Exercise =>
Lines in the listing below may contain the word "värme". State how many do, and nothing more.

Extracted information =>
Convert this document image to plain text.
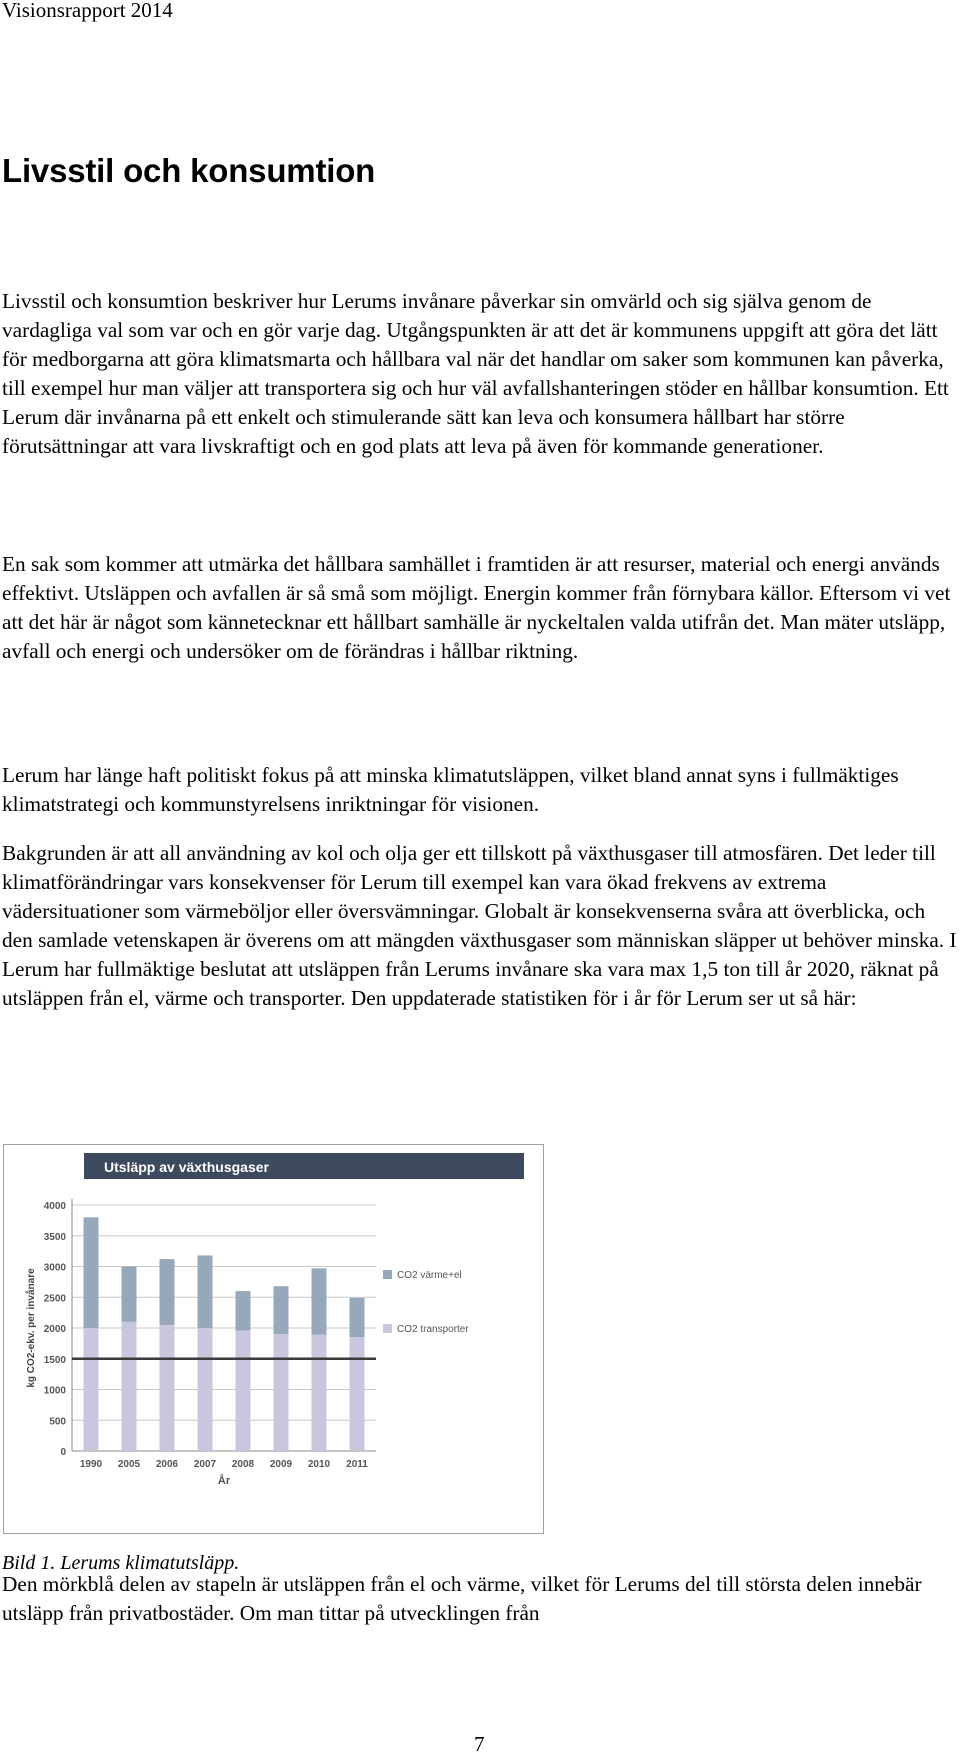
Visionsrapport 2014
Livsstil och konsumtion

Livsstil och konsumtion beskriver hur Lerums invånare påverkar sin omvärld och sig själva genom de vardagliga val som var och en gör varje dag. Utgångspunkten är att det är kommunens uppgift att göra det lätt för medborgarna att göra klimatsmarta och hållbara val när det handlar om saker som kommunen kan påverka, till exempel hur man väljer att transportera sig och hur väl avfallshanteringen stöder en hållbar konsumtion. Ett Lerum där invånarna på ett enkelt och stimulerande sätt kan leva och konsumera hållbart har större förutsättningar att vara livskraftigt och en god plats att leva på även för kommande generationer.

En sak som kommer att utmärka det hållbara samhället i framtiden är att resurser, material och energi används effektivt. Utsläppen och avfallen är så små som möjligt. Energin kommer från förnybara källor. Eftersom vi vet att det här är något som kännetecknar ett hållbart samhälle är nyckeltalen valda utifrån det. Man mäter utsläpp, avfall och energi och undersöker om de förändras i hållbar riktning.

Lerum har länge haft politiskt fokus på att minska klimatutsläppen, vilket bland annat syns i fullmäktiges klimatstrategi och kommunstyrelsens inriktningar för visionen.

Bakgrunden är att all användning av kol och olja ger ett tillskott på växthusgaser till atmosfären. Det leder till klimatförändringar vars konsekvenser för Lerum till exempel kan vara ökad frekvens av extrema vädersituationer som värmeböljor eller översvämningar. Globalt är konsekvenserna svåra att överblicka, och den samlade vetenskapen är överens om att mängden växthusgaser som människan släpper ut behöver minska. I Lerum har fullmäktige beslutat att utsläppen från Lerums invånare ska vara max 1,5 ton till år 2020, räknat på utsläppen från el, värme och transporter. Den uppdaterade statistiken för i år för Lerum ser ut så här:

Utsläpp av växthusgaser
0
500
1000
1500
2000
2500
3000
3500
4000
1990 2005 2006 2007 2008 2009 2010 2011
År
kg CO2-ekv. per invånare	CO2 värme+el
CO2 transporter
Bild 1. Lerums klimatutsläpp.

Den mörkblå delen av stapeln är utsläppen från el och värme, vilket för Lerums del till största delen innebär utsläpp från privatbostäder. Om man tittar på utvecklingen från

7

Solution below =>
3